## GOAL
Repeat the material exactly, leaving nothing out.

## STORED DATA
============

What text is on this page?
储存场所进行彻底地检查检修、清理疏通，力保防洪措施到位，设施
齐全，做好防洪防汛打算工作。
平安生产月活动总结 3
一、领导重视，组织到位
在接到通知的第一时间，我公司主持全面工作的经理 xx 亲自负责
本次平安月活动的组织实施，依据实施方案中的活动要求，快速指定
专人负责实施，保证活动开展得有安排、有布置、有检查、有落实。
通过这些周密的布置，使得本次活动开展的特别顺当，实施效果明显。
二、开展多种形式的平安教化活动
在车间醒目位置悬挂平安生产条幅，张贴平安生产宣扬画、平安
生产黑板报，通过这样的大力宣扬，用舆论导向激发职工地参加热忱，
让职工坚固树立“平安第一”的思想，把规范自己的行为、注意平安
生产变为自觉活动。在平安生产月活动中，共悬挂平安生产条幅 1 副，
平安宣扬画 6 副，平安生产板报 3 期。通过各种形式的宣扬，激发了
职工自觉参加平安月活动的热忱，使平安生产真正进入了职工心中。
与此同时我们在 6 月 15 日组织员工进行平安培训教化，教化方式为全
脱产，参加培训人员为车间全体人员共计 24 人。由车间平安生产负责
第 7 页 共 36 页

============

## EXPECTED ANSWER
What text is on this page?
储存场所进行彻底地检查检修、清理疏通，力保防洪措施到位，设施
齐全，做好防洪防汛打算工作。
平安生产月活动总结 3
一、领导重视，组织到位
在接到通知的第一时间，我公司主持全面工作的经理 xx 亲自负责
本次平安月活动的组织实施，依据实施方案中的活动要求，快速指定
专人负责实施，保证活动开展得有安排、有布置、有检查、有落实。
通过这些周密的布置，使得本次活动开展的特别顺当，实施效果明显。
二、开展多种形式的平安教化活动
在车间醒目位置悬挂平安生产条幅，张贴平安生产宣扬画、平安
生产黑板报，通过这样的大力宣扬，用舆论导向激发职工地参加热忱，
让职工坚固树立“平安第一”的思想，把规范自己的行为、注意平安
生产变为自觉活动。在平安生产月活动中，共悬挂平安生产条幅 1 副，
平安宣扬画 6 副，平安生产板报 3 期。通过各种形式的宣扬，激发了
职工自觉参加平安月活动的热忱，使平安生产真正进入了职工心中。
与此同时我们在 6 月 15 日组织员工进行平安培训教化，教化方式为全
脱产，参加培训人员为车间全体人员共计 24 人。由车间平安生产负责
第 7 页 共 36 页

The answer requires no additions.